- Stated exercise: Copy out all of the material, matching it word for word.

- Data for this exercise:

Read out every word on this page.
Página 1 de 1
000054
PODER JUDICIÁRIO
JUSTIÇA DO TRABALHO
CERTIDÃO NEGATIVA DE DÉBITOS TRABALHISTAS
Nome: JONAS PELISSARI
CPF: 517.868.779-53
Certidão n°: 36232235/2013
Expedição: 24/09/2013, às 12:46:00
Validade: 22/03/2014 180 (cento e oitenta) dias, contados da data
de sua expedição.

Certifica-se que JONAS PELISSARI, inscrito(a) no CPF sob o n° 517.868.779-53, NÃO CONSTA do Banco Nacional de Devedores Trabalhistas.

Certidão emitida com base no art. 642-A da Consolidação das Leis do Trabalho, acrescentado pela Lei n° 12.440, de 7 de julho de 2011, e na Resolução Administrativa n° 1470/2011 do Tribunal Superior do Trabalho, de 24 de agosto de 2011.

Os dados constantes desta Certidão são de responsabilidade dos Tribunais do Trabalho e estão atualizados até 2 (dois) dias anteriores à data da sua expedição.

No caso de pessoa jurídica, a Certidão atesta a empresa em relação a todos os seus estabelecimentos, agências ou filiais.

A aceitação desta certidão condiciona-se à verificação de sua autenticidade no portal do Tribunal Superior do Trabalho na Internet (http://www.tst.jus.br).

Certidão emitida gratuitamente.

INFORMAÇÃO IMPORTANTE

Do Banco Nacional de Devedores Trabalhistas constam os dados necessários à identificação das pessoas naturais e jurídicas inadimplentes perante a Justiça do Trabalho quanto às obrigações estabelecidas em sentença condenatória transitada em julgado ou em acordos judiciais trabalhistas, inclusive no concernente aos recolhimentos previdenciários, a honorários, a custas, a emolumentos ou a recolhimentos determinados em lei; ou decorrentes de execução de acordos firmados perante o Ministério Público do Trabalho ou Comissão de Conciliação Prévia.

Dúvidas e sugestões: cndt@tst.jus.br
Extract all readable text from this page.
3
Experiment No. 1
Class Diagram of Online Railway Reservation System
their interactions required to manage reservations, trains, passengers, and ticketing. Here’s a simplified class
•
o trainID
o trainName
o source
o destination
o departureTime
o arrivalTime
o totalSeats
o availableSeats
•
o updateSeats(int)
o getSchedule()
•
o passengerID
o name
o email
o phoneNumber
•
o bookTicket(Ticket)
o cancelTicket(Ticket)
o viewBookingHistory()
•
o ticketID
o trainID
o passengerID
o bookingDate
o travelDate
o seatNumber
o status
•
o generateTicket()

- Result:
Read out every word on this page.
Página 1 de 1
000054
PODER JUDICIÁRIO
JUSTIÇA DO TRABALHO
CERTIDÃO NEGATIVA DE DÉBITOS TRABALHISTAS
Nome: JONAS PELISSARI
CPF: 517.868.779-53
Certidão n°: 36232235/2013
Expedição: 24/09/2013, às 12:46:00
Validade: 22/03/2014 180 (cento e oitenta) dias, contados da data
de sua expedição.

Certifica-se que JONAS PELISSARI, inscrito(a) no CPF sob o n° 517.868.779-53, NÃO CONSTA do Banco Nacional de Devedores Trabalhistas.

Certidão emitida com base no art. 642-A da Consolidação das Leis do Trabalho, acrescentado pela Lei n° 12.440, de 7 de julho de 2011, e na Resolução Administrativa n° 1470/2011 do Tribunal Superior do Trabalho, de 24 de agosto de 2011.

Os dados constantes desta Certidão são de responsabilidade dos Tribunais do Trabalho e estão atualizados até 2 (dois) dias anteriores à data da sua expedição.

No caso de pessoa jurídica, a Certidão atesta a empresa em relação a todos os seus estabelecimentos, agências ou filiais.

A aceitação desta certidão condiciona-se à verificação de sua autenticidade no portal do Tribunal Superior do Trabalho na Internet (http://www.tst.jus.br).

Certidão emitida gratuitamente.

INFORMAÇÃO IMPORTANTE

Do Banco Nacional de Devedores Trabalhistas constam os dados necessários à identificação das pessoas naturais e jurídicas inadimplentes perante a Justiça do Trabalho quanto às obrigações estabelecidas em sentença condenatória transitada em julgado ou em acordos judiciais trabalhistas, inclusive no concernente aos recolhimentos previdenciários, a honorários, a custas, a emolumentos ou a recolhimentos determinados em lei; ou decorrentes de execução de acordos firmados perante o Ministério Público do Trabalho ou Comissão de Conciliação Prévia.

Dúvidas e sugestões: cndt@tst.jus.br
Extract all readable text from this page.
3
Experiment No. 1
Class Diagram of Online Railway Reservation System
their interactions required to manage reservations, trains, passengers, and ticketing. Here’s a simplified class
•
o trainID
o trainName
o source
o destination
o departureTime
o arrivalTime
o totalSeats
o availableSeats
•
o updateSeats(int)
o getSchedule()
•
o passengerID
o name
o email
o phoneNumber
•
o bookTicket(Ticket)
o cancelTicket(Ticket)
o viewBookingHistory()
•
o ticketID
o trainID
o passengerID
o bookingDate
o travelDate
o seatNumber
o status
•
o generateTicket()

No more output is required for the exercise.